» **What you need to do**: The required output is a single number: how many lines of the material contain the string "name".
•••••
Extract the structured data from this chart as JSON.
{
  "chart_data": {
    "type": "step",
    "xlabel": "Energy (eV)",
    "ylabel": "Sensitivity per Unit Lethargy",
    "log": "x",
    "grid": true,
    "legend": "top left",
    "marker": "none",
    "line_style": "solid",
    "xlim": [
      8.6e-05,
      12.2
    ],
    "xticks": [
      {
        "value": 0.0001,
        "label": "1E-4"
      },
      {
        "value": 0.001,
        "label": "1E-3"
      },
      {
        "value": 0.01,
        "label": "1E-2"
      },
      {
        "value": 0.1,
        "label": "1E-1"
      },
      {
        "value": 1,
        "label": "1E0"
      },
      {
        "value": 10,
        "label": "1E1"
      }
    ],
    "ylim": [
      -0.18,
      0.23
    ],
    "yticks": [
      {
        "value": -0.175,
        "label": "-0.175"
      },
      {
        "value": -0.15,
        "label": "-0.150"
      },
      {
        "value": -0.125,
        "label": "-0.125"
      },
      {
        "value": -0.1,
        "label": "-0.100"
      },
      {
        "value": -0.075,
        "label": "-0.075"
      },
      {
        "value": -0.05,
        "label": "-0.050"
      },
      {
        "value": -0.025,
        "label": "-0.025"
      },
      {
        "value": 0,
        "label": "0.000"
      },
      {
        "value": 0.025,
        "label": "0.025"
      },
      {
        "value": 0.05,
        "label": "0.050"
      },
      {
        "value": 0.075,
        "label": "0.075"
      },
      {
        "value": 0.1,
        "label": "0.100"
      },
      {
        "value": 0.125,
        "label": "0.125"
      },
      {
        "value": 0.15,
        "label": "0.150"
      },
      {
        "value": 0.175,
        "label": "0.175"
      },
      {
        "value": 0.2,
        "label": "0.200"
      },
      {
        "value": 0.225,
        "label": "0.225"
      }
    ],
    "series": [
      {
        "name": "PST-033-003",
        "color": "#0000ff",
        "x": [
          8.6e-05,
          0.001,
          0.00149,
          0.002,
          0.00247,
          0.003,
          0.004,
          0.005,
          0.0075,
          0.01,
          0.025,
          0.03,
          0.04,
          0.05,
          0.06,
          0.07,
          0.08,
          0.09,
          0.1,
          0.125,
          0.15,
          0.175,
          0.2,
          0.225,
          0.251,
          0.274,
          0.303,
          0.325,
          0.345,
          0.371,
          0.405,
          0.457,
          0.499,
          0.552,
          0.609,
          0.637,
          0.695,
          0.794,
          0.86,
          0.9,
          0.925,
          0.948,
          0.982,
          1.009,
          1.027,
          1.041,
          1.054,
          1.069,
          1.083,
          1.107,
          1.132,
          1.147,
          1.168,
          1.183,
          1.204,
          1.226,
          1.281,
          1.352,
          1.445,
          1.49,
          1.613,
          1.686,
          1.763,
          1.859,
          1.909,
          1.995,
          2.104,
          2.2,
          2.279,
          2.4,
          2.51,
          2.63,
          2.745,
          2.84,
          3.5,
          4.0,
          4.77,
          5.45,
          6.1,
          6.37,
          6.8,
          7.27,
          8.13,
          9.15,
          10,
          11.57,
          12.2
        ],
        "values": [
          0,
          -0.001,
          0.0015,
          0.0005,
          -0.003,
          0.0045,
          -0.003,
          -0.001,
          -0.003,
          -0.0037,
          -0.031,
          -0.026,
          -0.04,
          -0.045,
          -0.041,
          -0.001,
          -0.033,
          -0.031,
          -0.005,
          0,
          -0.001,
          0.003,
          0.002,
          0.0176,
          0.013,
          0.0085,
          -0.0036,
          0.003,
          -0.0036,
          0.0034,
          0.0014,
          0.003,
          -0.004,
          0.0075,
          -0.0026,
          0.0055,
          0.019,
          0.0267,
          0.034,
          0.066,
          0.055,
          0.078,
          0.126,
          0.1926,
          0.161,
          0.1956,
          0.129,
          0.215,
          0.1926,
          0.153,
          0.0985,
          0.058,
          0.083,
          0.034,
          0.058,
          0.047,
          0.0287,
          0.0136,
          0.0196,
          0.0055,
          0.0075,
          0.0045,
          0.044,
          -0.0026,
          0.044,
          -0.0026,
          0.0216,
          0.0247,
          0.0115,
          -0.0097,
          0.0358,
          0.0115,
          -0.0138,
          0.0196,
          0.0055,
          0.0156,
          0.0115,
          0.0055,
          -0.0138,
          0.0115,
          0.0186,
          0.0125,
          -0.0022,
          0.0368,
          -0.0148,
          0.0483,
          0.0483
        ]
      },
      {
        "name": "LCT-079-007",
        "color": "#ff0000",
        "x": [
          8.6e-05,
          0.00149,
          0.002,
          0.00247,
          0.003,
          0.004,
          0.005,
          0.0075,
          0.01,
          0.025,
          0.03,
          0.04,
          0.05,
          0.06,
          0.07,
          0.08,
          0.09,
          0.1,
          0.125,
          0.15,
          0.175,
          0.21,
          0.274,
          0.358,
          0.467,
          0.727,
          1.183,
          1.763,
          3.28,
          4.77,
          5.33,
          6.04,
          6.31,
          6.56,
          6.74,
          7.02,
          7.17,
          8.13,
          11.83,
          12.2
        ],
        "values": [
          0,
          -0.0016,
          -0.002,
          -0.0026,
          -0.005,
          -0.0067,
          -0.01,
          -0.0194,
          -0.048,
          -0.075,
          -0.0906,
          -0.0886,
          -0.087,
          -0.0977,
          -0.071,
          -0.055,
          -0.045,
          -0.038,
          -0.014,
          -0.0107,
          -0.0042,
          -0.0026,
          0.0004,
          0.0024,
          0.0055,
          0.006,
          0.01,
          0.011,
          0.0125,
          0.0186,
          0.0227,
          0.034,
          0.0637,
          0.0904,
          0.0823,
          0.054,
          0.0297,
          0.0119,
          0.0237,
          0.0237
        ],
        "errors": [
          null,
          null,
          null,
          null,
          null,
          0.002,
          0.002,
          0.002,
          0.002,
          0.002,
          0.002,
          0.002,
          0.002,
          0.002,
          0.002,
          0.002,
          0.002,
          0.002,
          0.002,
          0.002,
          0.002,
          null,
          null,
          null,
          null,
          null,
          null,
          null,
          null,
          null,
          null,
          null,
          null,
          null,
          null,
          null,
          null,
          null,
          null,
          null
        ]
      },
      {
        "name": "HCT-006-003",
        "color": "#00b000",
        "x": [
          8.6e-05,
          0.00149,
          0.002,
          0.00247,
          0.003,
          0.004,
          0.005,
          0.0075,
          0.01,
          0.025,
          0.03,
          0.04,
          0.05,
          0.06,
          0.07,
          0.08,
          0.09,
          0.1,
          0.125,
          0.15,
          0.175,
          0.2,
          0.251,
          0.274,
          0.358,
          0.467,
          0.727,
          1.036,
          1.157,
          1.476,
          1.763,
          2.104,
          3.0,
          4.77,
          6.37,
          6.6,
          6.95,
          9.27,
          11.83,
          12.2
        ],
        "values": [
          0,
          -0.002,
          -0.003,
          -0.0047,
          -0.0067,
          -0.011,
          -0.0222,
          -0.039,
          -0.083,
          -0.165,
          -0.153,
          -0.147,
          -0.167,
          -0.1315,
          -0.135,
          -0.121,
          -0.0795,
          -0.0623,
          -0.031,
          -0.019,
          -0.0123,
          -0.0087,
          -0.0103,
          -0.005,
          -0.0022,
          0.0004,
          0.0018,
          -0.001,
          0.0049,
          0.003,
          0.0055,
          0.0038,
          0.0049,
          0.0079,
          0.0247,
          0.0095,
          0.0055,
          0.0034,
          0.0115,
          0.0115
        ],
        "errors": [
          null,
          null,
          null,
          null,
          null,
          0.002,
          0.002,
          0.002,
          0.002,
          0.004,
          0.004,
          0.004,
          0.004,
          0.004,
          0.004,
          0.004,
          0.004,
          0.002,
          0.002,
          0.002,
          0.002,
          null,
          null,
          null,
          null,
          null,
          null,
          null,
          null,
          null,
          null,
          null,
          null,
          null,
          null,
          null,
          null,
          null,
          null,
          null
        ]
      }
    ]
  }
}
•••••
» **Complete response**: 3